Pull out each line of the data that includes the word "Winter".

** Provided records **
-- Start --

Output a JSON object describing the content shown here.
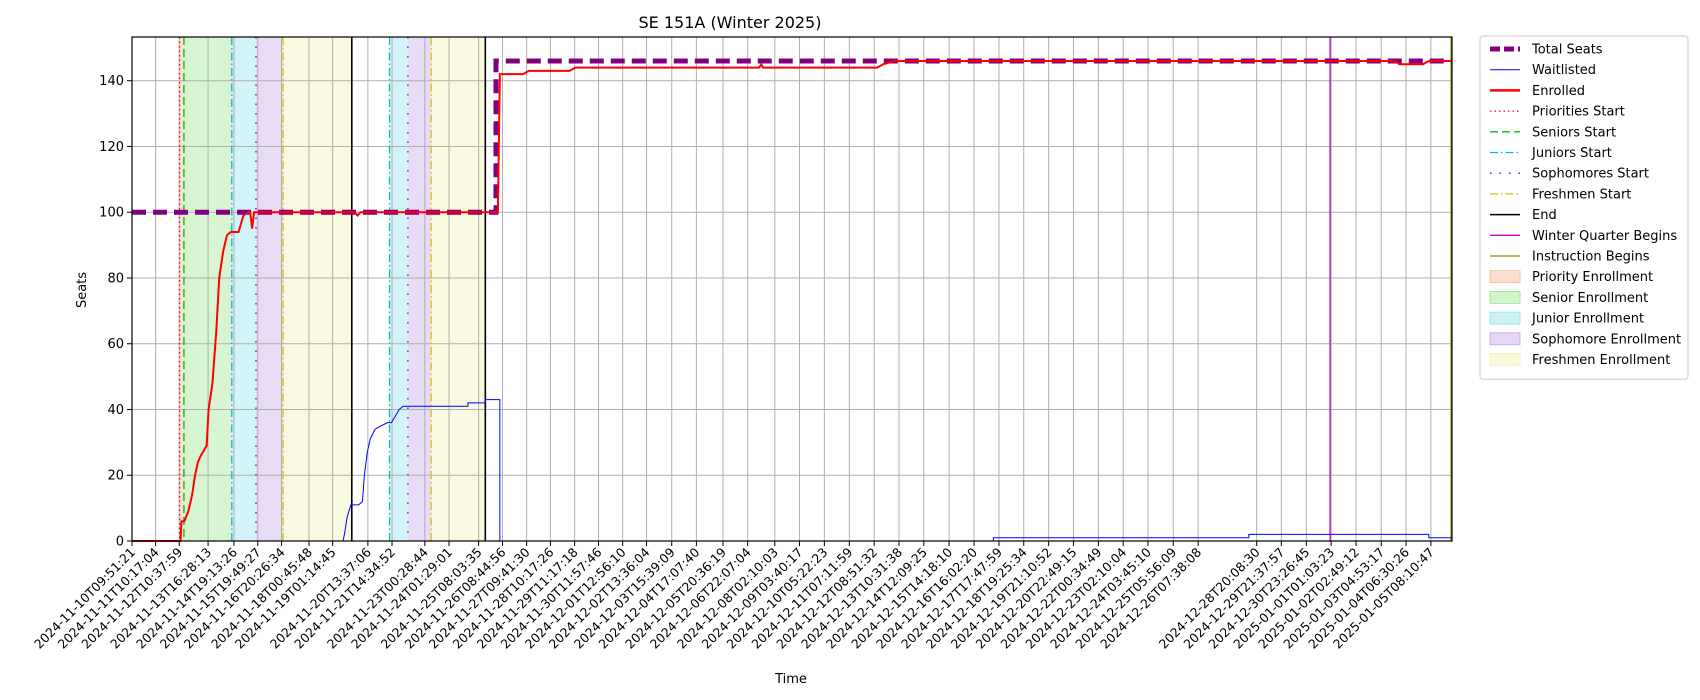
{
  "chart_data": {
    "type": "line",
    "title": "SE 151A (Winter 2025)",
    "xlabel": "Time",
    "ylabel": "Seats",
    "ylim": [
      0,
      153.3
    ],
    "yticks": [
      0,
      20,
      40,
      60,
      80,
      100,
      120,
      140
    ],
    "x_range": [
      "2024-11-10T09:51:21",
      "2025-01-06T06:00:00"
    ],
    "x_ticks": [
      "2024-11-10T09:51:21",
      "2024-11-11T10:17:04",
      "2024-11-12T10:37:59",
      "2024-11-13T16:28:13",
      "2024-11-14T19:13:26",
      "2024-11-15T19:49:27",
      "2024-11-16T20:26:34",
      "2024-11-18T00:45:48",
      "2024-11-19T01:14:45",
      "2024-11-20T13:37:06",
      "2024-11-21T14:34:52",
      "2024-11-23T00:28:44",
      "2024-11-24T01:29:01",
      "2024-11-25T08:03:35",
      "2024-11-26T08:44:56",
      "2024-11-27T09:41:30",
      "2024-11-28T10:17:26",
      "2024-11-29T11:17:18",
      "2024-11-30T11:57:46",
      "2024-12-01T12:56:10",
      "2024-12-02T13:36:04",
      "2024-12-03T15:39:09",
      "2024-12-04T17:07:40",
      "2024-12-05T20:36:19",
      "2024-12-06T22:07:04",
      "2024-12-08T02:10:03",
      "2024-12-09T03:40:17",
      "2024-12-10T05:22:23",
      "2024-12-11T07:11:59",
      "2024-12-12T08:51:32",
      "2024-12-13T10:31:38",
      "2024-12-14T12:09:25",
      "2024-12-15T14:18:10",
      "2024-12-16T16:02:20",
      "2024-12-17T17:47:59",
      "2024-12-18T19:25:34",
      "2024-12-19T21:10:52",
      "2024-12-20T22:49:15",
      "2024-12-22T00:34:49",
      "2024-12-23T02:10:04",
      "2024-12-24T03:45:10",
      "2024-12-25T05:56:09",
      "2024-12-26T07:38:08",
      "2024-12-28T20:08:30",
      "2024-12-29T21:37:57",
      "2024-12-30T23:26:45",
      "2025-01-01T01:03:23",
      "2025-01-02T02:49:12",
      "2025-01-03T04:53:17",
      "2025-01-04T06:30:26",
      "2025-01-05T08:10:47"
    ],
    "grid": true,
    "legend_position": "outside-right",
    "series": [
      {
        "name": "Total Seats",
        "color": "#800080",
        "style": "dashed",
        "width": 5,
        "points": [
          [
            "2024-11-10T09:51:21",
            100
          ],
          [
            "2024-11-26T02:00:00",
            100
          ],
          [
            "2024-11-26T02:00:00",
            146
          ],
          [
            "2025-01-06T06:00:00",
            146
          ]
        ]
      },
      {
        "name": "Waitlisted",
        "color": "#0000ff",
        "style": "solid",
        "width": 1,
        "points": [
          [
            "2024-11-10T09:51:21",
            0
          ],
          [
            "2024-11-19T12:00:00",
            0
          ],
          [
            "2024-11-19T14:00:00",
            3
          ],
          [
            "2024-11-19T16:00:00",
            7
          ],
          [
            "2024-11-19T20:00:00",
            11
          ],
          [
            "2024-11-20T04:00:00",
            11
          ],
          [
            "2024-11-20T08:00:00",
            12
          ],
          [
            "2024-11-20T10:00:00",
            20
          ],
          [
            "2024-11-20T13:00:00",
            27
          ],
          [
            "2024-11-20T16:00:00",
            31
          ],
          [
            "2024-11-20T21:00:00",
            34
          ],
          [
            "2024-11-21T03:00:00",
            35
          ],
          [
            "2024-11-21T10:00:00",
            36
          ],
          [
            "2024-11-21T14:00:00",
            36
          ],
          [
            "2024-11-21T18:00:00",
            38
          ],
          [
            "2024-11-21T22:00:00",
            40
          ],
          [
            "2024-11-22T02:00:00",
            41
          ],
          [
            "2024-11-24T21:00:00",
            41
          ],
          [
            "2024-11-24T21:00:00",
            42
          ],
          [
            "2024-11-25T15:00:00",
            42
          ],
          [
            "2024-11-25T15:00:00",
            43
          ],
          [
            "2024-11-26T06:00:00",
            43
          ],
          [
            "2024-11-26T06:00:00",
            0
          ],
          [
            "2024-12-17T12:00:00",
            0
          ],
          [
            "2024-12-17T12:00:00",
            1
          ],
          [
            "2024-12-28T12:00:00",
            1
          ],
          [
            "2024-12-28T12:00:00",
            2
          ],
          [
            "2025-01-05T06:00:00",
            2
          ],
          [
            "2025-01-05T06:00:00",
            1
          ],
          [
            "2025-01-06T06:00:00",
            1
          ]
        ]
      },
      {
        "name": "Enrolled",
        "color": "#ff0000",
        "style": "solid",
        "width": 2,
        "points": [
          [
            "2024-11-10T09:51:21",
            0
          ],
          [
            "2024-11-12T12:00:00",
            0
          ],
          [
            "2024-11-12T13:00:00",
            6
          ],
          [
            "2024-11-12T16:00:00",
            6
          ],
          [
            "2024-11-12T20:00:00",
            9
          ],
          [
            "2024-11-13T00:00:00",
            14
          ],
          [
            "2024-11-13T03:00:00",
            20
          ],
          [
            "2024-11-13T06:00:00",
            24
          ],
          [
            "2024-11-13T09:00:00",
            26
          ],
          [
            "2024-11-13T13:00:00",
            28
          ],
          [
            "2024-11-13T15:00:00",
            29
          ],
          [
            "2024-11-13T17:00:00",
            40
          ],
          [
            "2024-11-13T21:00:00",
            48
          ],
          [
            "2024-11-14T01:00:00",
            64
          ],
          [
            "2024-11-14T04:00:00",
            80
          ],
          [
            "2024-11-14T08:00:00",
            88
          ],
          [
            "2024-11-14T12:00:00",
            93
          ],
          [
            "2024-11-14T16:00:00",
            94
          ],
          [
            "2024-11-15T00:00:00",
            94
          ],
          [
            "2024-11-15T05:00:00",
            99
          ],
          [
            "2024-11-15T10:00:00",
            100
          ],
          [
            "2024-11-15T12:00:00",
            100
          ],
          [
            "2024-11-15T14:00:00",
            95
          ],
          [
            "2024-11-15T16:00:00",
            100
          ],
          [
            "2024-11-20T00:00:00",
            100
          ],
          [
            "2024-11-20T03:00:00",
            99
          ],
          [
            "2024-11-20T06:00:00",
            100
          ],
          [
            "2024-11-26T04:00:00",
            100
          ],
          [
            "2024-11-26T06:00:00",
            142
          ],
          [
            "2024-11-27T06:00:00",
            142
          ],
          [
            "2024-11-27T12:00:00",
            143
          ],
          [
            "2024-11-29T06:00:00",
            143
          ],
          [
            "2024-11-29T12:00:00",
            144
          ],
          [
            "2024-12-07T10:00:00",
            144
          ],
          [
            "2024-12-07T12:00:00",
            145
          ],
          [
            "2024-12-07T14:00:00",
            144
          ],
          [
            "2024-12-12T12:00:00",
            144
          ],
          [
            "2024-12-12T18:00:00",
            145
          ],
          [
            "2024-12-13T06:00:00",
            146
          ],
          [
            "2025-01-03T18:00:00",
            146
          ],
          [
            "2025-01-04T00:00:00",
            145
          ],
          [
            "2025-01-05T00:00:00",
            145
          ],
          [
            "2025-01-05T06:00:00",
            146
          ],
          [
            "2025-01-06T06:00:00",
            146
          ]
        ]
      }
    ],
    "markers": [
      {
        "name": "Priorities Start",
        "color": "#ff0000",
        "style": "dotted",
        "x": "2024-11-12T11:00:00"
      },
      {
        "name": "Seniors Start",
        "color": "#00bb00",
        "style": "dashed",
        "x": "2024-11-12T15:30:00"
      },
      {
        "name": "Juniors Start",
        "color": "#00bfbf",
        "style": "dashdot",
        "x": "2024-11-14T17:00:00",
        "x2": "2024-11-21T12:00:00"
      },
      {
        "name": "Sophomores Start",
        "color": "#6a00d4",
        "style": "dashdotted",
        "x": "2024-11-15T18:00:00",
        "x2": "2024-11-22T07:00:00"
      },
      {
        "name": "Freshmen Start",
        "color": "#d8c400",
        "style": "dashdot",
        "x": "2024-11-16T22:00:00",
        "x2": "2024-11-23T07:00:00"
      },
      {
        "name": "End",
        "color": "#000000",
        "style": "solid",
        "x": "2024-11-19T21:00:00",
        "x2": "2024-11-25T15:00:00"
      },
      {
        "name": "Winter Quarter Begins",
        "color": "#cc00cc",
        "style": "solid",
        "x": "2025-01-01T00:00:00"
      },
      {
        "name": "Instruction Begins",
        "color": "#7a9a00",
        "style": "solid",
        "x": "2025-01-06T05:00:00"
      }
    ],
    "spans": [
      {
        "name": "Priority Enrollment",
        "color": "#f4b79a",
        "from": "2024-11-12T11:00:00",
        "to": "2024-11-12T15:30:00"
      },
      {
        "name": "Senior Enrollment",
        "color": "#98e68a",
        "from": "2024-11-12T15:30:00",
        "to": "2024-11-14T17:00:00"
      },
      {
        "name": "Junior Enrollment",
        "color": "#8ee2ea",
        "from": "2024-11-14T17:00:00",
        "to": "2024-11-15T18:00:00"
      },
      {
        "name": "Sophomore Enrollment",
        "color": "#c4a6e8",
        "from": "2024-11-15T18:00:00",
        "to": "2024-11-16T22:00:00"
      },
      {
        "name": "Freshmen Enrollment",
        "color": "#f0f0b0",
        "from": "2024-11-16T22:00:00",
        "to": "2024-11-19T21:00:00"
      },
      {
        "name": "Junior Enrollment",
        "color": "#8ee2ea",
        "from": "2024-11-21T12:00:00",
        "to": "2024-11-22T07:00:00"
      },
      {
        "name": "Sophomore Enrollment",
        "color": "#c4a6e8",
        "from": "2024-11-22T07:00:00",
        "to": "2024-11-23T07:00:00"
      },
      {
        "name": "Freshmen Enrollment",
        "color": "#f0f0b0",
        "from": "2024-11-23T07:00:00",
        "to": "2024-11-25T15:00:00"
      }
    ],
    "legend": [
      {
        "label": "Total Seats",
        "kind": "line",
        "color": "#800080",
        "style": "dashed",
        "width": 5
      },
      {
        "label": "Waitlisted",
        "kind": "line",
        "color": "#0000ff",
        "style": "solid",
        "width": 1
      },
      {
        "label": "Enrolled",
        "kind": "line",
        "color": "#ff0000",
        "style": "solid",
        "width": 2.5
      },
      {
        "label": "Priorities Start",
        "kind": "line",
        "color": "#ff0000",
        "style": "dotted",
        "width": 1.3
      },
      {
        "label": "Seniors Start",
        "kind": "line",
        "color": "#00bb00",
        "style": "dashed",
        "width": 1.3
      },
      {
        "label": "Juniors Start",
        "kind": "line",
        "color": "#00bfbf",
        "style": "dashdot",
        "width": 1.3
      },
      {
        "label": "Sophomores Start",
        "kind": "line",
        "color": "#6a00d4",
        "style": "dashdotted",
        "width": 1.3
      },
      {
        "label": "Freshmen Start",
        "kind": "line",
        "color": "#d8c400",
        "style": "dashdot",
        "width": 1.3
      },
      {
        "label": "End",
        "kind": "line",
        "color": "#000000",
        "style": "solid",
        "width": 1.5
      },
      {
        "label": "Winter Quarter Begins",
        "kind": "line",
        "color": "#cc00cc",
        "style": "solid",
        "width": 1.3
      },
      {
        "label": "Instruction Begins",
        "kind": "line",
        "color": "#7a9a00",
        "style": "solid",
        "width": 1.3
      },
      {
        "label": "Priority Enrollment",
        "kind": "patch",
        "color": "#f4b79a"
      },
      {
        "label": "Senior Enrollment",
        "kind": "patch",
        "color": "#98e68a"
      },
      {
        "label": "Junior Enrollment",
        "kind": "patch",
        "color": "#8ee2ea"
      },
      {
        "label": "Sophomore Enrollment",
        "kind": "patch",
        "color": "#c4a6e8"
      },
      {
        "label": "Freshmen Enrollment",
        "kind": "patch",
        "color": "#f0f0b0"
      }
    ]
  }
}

-- End --

** Task answer **
    "title": "SE 151A (Winter 2025)",
        "name": "Winter Quarter Begins",
        "label": "Winter Quarter Begins",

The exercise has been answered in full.